● **What you need to do**
Without the pictures, copy the entries below word for word.

● **Provided information**
--- BEGIN ---

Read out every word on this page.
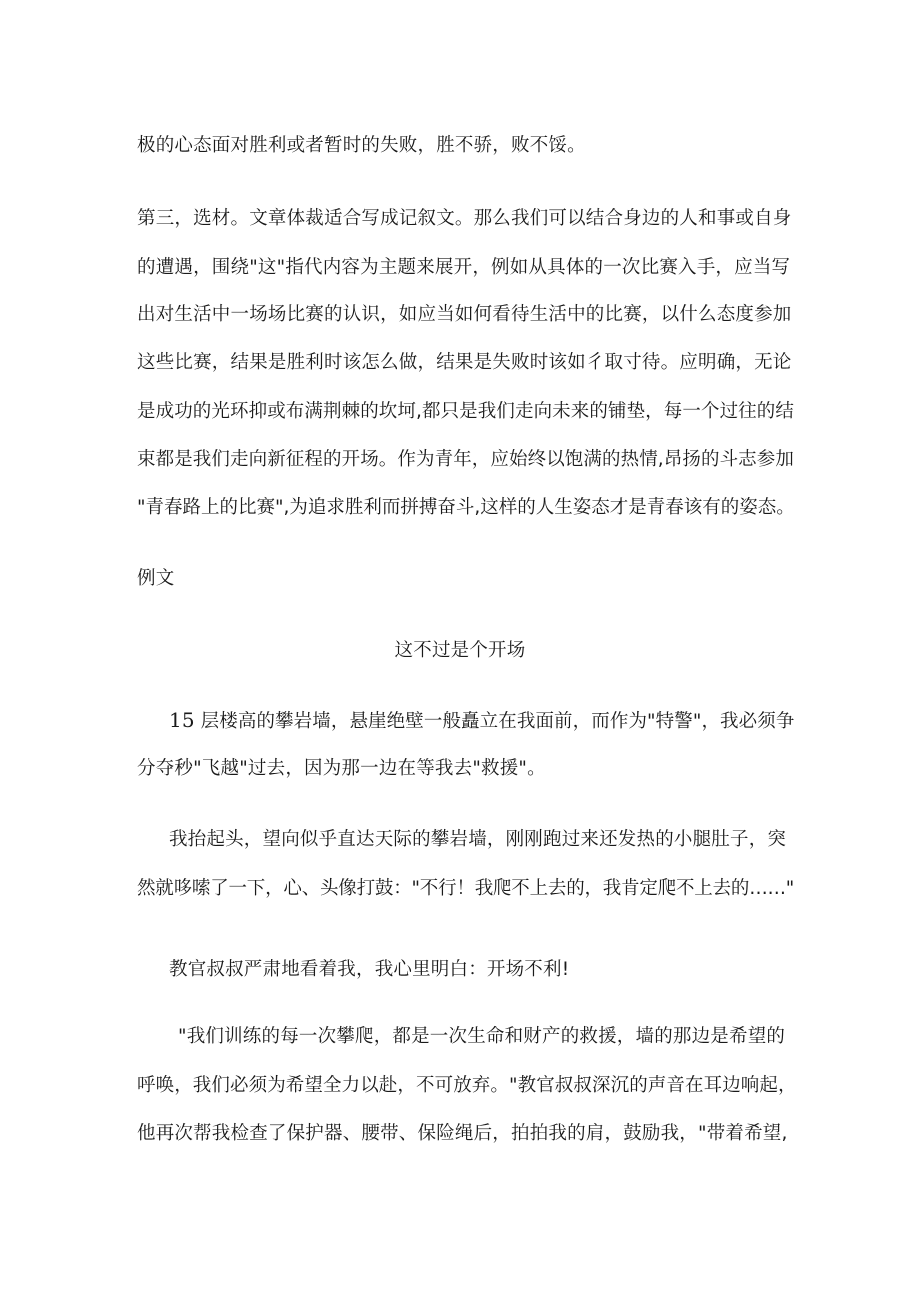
极的心态面对胜利或者暂时的失败，胜不骄，败不馁。
第三，选材。文章体裁适合写成记叙文。那么我们可以结合身边的人和事或自身
的遭遇，围绕"这"指代内容为主题来展开，例如从具体的一次比赛入手，应当写
出对生活中一场场比赛的认识，如应当如何看待生活中的比赛，以什么态度参加
这些比赛，结果是胜利时该怎么做，结果是失败时该如彳取寸待。应明确，无论
是成功的光环抑或布满荆棘的坎坷,都只是我们走向未来的铺垫，每一个过往的结
束都是我们走向新征程的开场。作为青年，应始终以饱满的热情,昂扬的斗志参加
"青春路上的比赛",为追求胜利而拼搏奋斗,这样的人生姿态才是青春该有的姿态。
例文
这不过是个开场
15 层楼高的攀岩墙，悬崖绝壁一般矗立在我面前，而作为"特警"，我必须争
分夺秒"飞越"过去，因为那一边在等我去"救援"。
我抬起头，望向似乎直达天际的攀岩墙，刚刚跑过来还发热的小腿肚子，突
然就哆嗦了一下，心、头像打鼓："不行！我爬不上去的，我肯定爬不上去的……"
教官叔叔严肃地看着我，我心里明白：开场不利!
"我们训练的每一次攀爬，都是一次生命和财产的救援，墙的那边是希望的
呼唤，我们必须为希望全力以赴，不可放弃。"教官叔叔深沉的声音在耳边响起，
他再次帮我检查了保护器、腰带、保险绳后，拍拍我的肩，鼓励我，"带着希望,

--- END ---

● **Task solution**
Read out every word on this page.
极的心态面对胜利或者暂时的失败，胜不骄，败不馁。
第三，选材。文章体裁适合写成记叙文。那么我们可以结合身边的人和事或自身
的遭遇，围绕"这"指代内容为主题来展开，例如从具体的一次比赛入手，应当写
出对生活中一场场比赛的认识，如应当如何看待生活中的比赛，以什么态度参加
这些比赛，结果是胜利时该怎么做，结果是失败时该如彳取寸待。应明确，无论
是成功的光环抑或布满荆棘的坎坷,都只是我们走向未来的铺垫，每一个过往的结
束都是我们走向新征程的开场。作为青年，应始终以饱满的热情,昂扬的斗志参加
"青春路上的比赛",为追求胜利而拼搏奋斗,这样的人生姿态才是青春该有的姿态。
例文
这不过是个开场
15 层楼高的攀岩墙，悬崖绝壁一般矗立在我面前，而作为"特警"，我必须争
分夺秒"飞越"过去，因为那一边在等我去"救援"。
我抬起头，望向似乎直达天际的攀岩墙，刚刚跑过来还发热的小腿肚子，突
然就哆嗦了一下，心、头像打鼓："不行！我爬不上去的，我肯定爬不上去的……"
教官叔叔严肃地看着我，我心里明白：开场不利!
"我们训练的每一次攀爬，都是一次生命和财产的救援，墙的那边是希望的
呼唤，我们必须为希望全力以赴，不可放弃。"教官叔叔深沉的声音在耳边响起，
他再次帮我检查了保护器、腰带、保险绳后，拍拍我的肩，鼓励我，"带着希望,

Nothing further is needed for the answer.